▸ Set exercise 1: In the interview with Benjamin Wilson below, what job did he hold before working in machine learning?
▸ Set exercise 2: Reproduce word for word the part of the Benjamin Wilson interview below that opens with the words containing "Please share a" and closes with "scale data architecture.".
▸ Set exercise 3: Extend the Benjamin Wilson interview below, picking up right after its final sentence.

▸ Quoted text:
◇ ◇ ◇ ◇
ApplyingML


Benjamin Wilson - Principal Solutions Architect @ Databricks

Learn more about Ben on his LinkedIn and Podcast. He also wrote a book about ML in Action.

Please share a bit about yourself: your current role, where you work, and what you do?

I currently work as a Principal Resident Solutions Architect at Databricks. In this role I help customers solve problems in the spaces of ETL, ELT, Analytics, General Data Science use cases, and Machine Learning. In addition to helping customers with their project needs, I spend quite a bit of time mentoring people in our field practice on ML, consulting, and large scale data architecture.

What was your path towards working with machine learning? What factors helped along the way?

The primary motivation for me has always been boredom and laziness. I got started in ML because I was incredibly tired of manually analyzing data in order to make the same sorts of decisions every day. In a previous life I was a Process Engineer, developing tooling recipes in factories. This sort of job comes with a great deal of repetition within the scope of analyzing vast quantities of data that is collected from the processing tools. After analyzing that data, conclusions are drawn, and the next adjustments to the process are made in order to optimize the yield (how many good parts are coming out as a function of total parts submitted to the process). Because this is such an annoyingly repetitive and prescriptive process, I became incredibly bored with what my days were turning out to be filled with. I had the opportunity to learn from a partnership program that our company had with the SAS Institute, taking every single one of their instructor-led classes that were on offer. After learning the fundamentals, I started to apply them to progressively more projects (generally failing and getting in over my head in my ambitions over time).
◇ ◇ ◇ ◇
▸ Dataset excerpt:

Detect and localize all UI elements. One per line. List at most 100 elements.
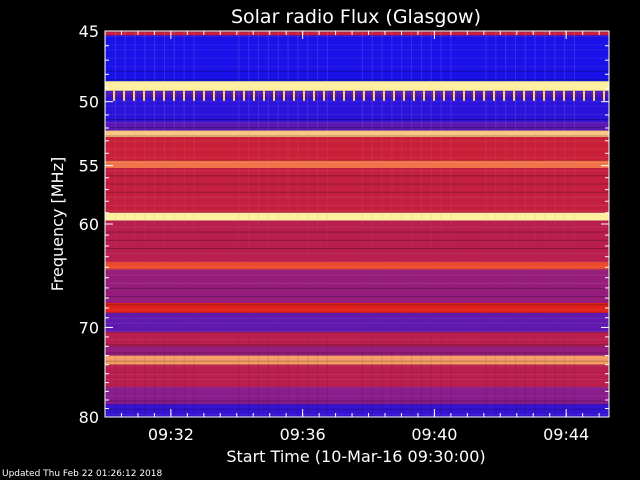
◇ ◇ ◇ ◇
▸ Final result 1: He was a Process Engineer, developing tooling recipes in factories.

▸ Final result 2:
Please share a bit about yourself: your current role, where you work, and what you do?

I currently work as a Principal Resident Solutions Architect at Databricks. In this role I help customers solve problems in the spaces of ETL, ELT, Analytics, General Data Science use cases, and Machine Learning. In addition to helping customers with their project needs, I spend quite a bit of time mentoring people in our field practice on ML, consulting, and large scale data architecture.

▸ Final result 3:
After a few years and a few companies later, I ended up getting hired as a company’s first Data Scientist. Working on projects with several years of experience in both analytics and ML under my belt, I ended up having greater success in project work. I’d learned to keep things as simple and maintainable as possible in my development work, but also to focus on project work from a collaborative perspective. Working closely with subject matter experts to ensure that I was delivering exactly what they were expecting and looking for (applying Agile fundamentals to my project work helped here) through continuous iteration and improvement made these projects much more successful. After a year or so of building increasingly impactful and large-scale ML solutions on Apache Spark, I figured I’d try my hand at applying to Databricks. I’ve been in the field ever since, learning a great deal from interacting with so many companies at various stages of their ML journey. I’ve been able to apply the hard lessons that I’ve learned, as well as issues that I’ve seen other companies struggle with to give insight into how we can solve their problems together.

About a year ago I got asked to write a book on MLOps. I spent nearly a year researching, writing, and crafting Machine Learning Engineering in Action by Manning. The process of writing has certainly focused my thoughts on how I think about ML projects, as well as getting some great interactions with some wonderfully skilled and thoughtful people in industry.

How do you spend your time day-to-day?

I spend roughly 30% of my time mentoring and working with my colleagues who have less experience with ML projects on issues they are solving for customers. Another 30% of my day is spent directly speaking with our larger Enterprise customers who are looking for guidance on MLOps architecture, modeling solutions, and Spark development guidance in general. The remainder of my time is split between writing, creating reference examples of solutions, and assisting with pre-sales activities with our field team.

How do you work with business to identify and define problems suited for machine learning? How do you align ML projects with business objectives?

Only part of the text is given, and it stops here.